** Begin Stored rows **

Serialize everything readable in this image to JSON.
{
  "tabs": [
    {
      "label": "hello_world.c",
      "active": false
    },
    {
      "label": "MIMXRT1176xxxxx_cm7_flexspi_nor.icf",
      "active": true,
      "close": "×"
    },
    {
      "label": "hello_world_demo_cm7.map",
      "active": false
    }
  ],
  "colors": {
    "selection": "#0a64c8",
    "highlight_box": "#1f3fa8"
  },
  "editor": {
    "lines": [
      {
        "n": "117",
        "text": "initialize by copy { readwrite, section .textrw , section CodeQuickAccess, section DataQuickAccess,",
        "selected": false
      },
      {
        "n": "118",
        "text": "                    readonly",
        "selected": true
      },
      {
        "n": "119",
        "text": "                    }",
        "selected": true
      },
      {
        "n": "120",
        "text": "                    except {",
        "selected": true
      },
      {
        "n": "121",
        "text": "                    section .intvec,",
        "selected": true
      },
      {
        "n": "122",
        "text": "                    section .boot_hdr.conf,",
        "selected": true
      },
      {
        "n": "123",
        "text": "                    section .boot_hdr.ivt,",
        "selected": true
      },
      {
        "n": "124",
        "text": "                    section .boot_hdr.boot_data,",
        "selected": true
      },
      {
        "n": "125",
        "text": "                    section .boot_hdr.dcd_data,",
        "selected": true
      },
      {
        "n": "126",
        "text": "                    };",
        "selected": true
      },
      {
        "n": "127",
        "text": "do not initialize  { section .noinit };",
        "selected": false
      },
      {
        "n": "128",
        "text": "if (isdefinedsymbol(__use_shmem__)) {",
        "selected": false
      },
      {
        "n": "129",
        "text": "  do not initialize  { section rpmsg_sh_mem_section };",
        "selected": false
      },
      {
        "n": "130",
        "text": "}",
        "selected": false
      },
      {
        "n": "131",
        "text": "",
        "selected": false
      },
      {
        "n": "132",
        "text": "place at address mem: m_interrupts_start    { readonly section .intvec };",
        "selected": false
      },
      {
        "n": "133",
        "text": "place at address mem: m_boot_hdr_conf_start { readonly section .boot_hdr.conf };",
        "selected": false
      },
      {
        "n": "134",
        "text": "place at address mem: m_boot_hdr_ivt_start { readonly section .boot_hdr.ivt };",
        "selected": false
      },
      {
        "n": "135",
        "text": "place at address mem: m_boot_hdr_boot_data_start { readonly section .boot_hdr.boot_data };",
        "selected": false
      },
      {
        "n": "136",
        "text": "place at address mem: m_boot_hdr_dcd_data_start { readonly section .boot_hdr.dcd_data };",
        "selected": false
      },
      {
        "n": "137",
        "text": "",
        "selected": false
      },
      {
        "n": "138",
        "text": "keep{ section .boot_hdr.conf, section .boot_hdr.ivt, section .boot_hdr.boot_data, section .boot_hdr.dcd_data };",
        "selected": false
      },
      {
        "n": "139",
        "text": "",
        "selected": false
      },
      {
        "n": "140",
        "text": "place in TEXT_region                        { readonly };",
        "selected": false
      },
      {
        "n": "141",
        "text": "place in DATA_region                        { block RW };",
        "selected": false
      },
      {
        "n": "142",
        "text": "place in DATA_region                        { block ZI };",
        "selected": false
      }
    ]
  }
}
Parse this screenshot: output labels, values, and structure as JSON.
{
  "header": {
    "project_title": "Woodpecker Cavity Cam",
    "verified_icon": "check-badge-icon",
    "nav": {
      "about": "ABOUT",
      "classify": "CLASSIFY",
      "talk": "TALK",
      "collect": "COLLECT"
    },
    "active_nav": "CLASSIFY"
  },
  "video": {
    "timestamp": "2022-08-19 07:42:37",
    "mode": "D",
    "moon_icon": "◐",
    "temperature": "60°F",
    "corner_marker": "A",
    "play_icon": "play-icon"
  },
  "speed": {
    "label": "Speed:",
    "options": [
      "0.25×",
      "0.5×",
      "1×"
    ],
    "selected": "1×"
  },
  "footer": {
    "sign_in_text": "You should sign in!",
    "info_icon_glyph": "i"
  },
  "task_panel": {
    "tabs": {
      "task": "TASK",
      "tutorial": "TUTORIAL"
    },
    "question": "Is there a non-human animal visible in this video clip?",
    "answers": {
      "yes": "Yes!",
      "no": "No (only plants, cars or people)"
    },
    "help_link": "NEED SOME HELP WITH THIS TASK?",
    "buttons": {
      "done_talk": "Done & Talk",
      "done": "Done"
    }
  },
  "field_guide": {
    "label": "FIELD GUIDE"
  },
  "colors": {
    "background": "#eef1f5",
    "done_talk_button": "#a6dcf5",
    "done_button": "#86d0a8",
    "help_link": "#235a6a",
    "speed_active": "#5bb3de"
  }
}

** End Stored rows **

# Set task
Among the lines of the material, find those that hold the word "block" and copy them.

# Exercise answer
        "text": "place in DATA_region                        { block RW };",
        "text": "place in DATA_region                        { block ZI };",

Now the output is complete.